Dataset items
********************

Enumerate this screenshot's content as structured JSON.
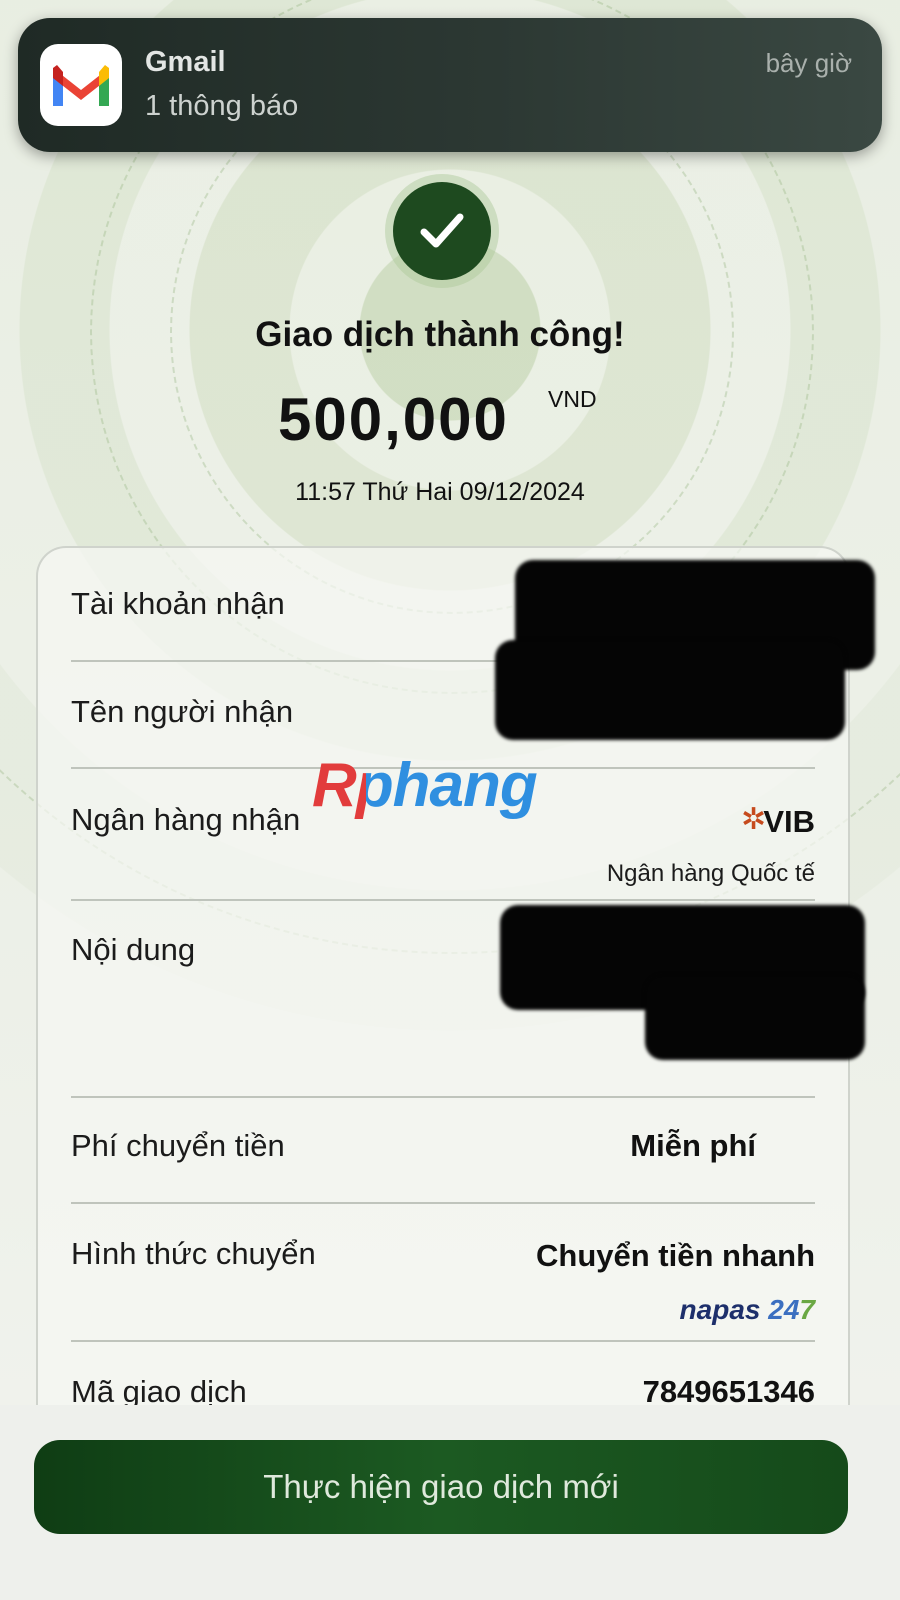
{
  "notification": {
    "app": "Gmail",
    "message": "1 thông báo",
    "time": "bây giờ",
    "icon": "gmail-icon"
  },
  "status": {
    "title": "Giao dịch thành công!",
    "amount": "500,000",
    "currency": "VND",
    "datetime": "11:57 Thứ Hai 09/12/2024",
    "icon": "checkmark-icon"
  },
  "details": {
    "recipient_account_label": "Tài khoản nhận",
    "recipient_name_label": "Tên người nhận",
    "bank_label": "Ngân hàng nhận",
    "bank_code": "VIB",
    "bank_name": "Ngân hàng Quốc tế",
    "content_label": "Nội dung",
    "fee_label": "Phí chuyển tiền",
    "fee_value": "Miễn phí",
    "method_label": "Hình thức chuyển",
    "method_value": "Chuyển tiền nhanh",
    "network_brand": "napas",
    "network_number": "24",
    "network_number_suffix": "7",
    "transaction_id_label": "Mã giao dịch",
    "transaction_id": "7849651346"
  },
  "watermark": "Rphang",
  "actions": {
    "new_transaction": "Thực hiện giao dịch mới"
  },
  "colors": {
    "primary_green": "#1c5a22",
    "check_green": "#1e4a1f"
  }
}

********************

*Objective*. Look over the material above and show each line where "Ngân" appears.

*Worked solution*.
    "bank_label": "Ngân hàng nhận",
    "bank_name": "Ngân hàng Quốc tế",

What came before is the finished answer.